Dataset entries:

------------------------------------------------------------------------

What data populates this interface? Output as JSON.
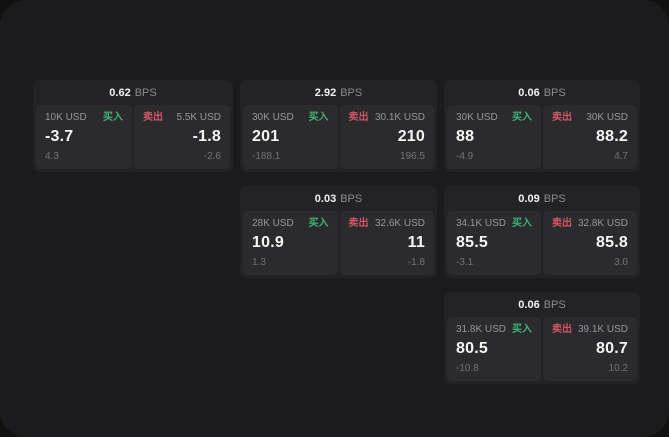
{
  "page": {
    "background_outer": "#111112",
    "background": "#1b1b1d"
  },
  "colors": {
    "card_bg": "#232326",
    "panel_bg": "#2b2b2e",
    "buy_green": "#43b274",
    "sell_red": "#cf5766",
    "price_text": "#f4f4f5",
    "amount_text": "#97979b",
    "sub_text": "#737377",
    "bps_unit_text": "#8b8b90"
  },
  "labels": {
    "buy": "买入",
    "sell": "卖出",
    "bps_unit": "BPS"
  },
  "cards": [
    {
      "bps": "0.62",
      "col": 1,
      "row": 1,
      "buy": {
        "amount": "10K USD",
        "price": "-3.7",
        "sub": "4.3"
      },
      "sell": {
        "amount": "5.5K USD",
        "price": "-1.8",
        "sub": "-2.6"
      }
    },
    {
      "bps": "2.92",
      "col": 2,
      "row": 1,
      "buy": {
        "amount": "30K USD",
        "price": "201",
        "sub": "-188.1"
      },
      "sell": {
        "amount": "30.1K USD",
        "price": "210",
        "sub": "196.5"
      }
    },
    {
      "bps": "0.06",
      "col": 3,
      "row": 1,
      "buy": {
        "amount": "30K USD",
        "price": "88",
        "sub": "-4.9"
      },
      "sell": {
        "amount": "30K USD",
        "price": "88.2",
        "sub": "4.7"
      }
    },
    {
      "bps": "0.03",
      "col": 2,
      "row": 2,
      "buy": {
        "amount": "28K USD",
        "price": "10.9",
        "sub": "1.3"
      },
      "sell": {
        "amount": "32.6K USD",
        "price": "11",
        "sub": "-1.8"
      }
    },
    {
      "bps": "0.09",
      "col": 3,
      "row": 2,
      "buy": {
        "amount": "34.1K USD",
        "price": "85.5",
        "sub": "-3.1"
      },
      "sell": {
        "amount": "32.8K USD",
        "price": "85.8",
        "sub": "3.0"
      }
    },
    {
      "bps": "0.06",
      "col": 3,
      "row": 3,
      "buy": {
        "amount": "31.8K USD",
        "price": "80.5",
        "sub": "-10.8"
      },
      "sell": {
        "amount": "39.1K USD",
        "price": "80.7",
        "sub": "10.2"
      }
    }
  ]
}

------------------------------------------------------------------------

### Challenge
Repeat the records word for word. Any picture in them should be left out.

### The completed task
What data populates this interface? Output as JSON.
{
  "page": {
    "background_outer": "#111112",
    "background": "#1b1b1d"
  },
  "colors": {
    "card_bg": "#232326",
    "panel_bg": "#2b2b2e",
    "buy_green": "#43b274",
    "sell_red": "#cf5766",
    "price_text": "#f4f4f5",
    "amount_text": "#97979b",
    "sub_text": "#737377",
    "bps_unit_text": "#8b8b90"
  },
  "labels": {
    "buy": "买入",
    "sell": "卖出",
    "bps_unit": "BPS"
  },
  "cards": [
    {
      "bps": "0.62",
      "col": 1,
      "row": 1,
      "buy": {
        "amount": "10K USD",
        "price": "-3.7",
        "sub": "4.3"
      },
      "sell": {
        "amount": "5.5K USD",
        "price": "-1.8",
        "sub": "-2.6"
      }
    },
    {
      "bps": "2.92",
      "col": 2,
      "row": 1,
      "buy": {
        "amount": "30K USD",
        "price": "201",
        "sub": "-188.1"
      },
      "sell": {
        "amount": "30.1K USD",
        "price": "210",
        "sub": "196.5"
      }
    },
    {
      "bps": "0.06",
      "col": 3,
      "row": 1,
      "buy": {
        "amount": "30K USD",
        "price": "88",
        "sub": "-4.9"
      },
      "sell": {
        "amount": "30K USD",
        "price": "88.2",
        "sub": "4.7"
      }
    },
    {
      "bps": "0.03",
      "col": 2,
      "row": 2,
      "buy": {
        "amount": "28K USD",
        "price": "10.9",
        "sub": "1.3"
      },
      "sell": {
        "amount": "32.6K USD",
        "price": "11",
        "sub": "-1.8"
      }
    },
    {
      "bps": "0.09",
      "col": 3,
      "row": 2,
      "buy": {
        "amount": "34.1K USD",
        "price": "85.5",
        "sub": "-3.1"
      },
      "sell": {
        "amount": "32.8K USD",
        "price": "85.8",
        "sub": "3.0"
      }
    },
    {
      "bps": "0.06",
      "col": 3,
      "row": 3,
      "buy": {
        "amount": "31.8K USD",
        "price": "80.5",
        "sub": "-10.8"
      },
      "sell": {
        "amount": "39.1K USD",
        "price": "80.7",
        "sub": "10.2"
      }
    }
  ]
}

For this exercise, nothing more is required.